What to do:
Using the entries that follow, collect the lines where the word "prescription" appears.

Stored records:
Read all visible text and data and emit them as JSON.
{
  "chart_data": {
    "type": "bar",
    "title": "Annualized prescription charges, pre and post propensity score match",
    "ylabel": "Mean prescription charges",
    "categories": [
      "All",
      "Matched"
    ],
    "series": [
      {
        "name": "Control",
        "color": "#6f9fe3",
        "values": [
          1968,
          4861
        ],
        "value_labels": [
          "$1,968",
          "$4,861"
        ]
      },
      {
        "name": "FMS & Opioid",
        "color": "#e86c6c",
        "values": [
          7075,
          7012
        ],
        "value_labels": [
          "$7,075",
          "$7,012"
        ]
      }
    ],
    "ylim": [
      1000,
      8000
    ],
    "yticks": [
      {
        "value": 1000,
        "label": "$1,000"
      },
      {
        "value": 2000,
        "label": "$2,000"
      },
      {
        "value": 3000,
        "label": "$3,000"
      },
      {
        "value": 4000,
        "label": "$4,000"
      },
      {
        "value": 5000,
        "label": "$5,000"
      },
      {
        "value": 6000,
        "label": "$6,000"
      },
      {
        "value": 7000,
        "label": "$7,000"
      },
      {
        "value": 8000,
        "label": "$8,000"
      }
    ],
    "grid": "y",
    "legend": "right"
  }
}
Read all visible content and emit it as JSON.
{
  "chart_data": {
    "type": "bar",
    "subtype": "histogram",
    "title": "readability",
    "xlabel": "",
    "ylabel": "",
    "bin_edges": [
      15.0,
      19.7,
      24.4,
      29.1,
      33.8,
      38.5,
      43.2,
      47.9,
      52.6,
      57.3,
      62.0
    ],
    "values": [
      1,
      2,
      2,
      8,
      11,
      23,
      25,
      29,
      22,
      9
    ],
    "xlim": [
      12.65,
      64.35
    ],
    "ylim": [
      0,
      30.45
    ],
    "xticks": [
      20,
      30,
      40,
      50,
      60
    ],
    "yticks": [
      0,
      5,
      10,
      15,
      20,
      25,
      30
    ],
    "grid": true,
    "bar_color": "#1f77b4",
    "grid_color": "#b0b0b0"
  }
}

Answer to the exercise:
    "title": "Annualized prescription charges, pre and post propensity score match",
    "ylabel": "Mean prescription charges",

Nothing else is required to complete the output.